◆ Exercise objective:
Please print all of the material below, word for word.

** Start Given data **

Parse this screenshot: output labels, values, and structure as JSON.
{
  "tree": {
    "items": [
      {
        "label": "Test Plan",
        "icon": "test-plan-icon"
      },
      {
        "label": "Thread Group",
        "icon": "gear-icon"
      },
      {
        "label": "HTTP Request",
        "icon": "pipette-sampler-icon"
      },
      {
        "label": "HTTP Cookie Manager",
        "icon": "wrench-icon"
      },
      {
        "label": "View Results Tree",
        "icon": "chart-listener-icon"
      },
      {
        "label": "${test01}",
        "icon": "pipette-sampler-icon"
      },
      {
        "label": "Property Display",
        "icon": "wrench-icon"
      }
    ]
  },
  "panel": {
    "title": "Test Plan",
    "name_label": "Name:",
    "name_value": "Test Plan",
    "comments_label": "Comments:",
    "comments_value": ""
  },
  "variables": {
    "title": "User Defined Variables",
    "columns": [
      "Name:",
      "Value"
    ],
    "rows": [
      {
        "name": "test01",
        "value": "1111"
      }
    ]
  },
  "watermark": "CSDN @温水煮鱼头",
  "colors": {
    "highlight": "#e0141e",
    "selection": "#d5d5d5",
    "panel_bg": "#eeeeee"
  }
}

** End Given data **

◆ Correct answer:
Parse this screenshot: output labels, values, and structure as JSON.
{
  "tree": {
    "items": [
      {
        "label": "Test Plan",
        "icon": "test-plan-icon"
      },
      {
        "label": "Thread Group",
        "icon": "gear-icon"
      },
      {
        "label": "HTTP Request",
        "icon": "pipette-sampler-icon"
      },
      {
        "label": "HTTP Cookie Manager",
        "icon": "wrench-icon"
      },
      {
        "label": "View Results Tree",
        "icon": "chart-listener-icon"
      },
      {
        "label": "${test01}",
        "icon": "pipette-sampler-icon"
      },
      {
        "label": "Property Display",
        "icon": "wrench-icon"
      }
    ]
  },
  "panel": {
    "title": "Test Plan",
    "name_label": "Name:",
    "name_value": "Test Plan",
    "comments_label": "Comments:",
    "comments_value": ""
  },
  "variables": {
    "title": "User Defined Variables",
    "columns": [
      "Name:",
      "Value"
    ],
    "rows": [
      {
        "name": "test01",
        "value": "1111"
      }
    ]
  },
  "watermark": "CSDN @温水煮鱼头",
  "colors": {
    "highlight": "#e0141e",
    "selection": "#d5d5d5",
    "panel_bg": "#eeeeee"
  }
}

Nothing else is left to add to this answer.